Records contained in a dataset:

==================================================

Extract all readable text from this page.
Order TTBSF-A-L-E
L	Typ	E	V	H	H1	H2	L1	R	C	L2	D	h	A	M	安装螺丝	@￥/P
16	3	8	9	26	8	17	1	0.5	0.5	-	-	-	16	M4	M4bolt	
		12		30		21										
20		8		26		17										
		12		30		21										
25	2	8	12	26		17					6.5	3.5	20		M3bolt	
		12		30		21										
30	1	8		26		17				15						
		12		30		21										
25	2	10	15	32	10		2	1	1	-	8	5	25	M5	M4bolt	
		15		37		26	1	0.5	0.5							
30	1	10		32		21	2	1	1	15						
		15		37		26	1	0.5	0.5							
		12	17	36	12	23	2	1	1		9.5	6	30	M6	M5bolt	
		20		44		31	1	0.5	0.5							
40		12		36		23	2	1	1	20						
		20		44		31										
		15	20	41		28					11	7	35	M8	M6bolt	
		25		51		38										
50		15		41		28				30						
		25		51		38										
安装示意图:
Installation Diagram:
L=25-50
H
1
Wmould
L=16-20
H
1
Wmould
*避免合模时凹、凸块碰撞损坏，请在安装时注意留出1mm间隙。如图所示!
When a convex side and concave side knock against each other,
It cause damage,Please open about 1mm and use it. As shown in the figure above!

==================================================

Above are some records. Print them all exactly.

▸ EXPECTED OUTPUT:
Extract all readable text from this page.
Order TTBSF-A-L-E
L	Typ	E	V	H	H1	H2	L1	R	C	L2	D	h	A	M	安装螺丝	@￥/P
16	3	8	9	26	8	17	1	0.5	0.5	-	-	-	16	M4	M4bolt	
		12		30		21										
20		8		26		17										
		12		30		21										
25	2	8	12	26		17					6.5	3.5	20		M3bolt	
		12		30		21										
30	1	8		26		17				15						
		12		30		21										
25	2	10	15	32	10		2	1	1	-	8	5	25	M5	M4bolt	
		15		37		26	1	0.5	0.5							
30	1	10		32		21	2	1	1	15						
		15		37		26	1	0.5	0.5							
		12	17	36	12	23	2	1	1		9.5	6	30	M6	M5bolt	
		20		44		31	1	0.5	0.5							
40		12		36		23	2	1	1	20						
		20		44		31										
		15	20	41		28					11	7	35	M8	M6bolt	
		25		51		38										
50		15		41		28				30						
		25		51		38										
安装示意图:
Installation Diagram:
L=25-50
H
1
Wmould
L=16-20
H
1
Wmould
*避免合模时凹、凸块碰撞损坏，请在安装时注意留出1mm间隙。如图所示!
When a convex side and concave side knock against each other,
It cause damage,Please open about 1mm and use it. As shown in the figure above!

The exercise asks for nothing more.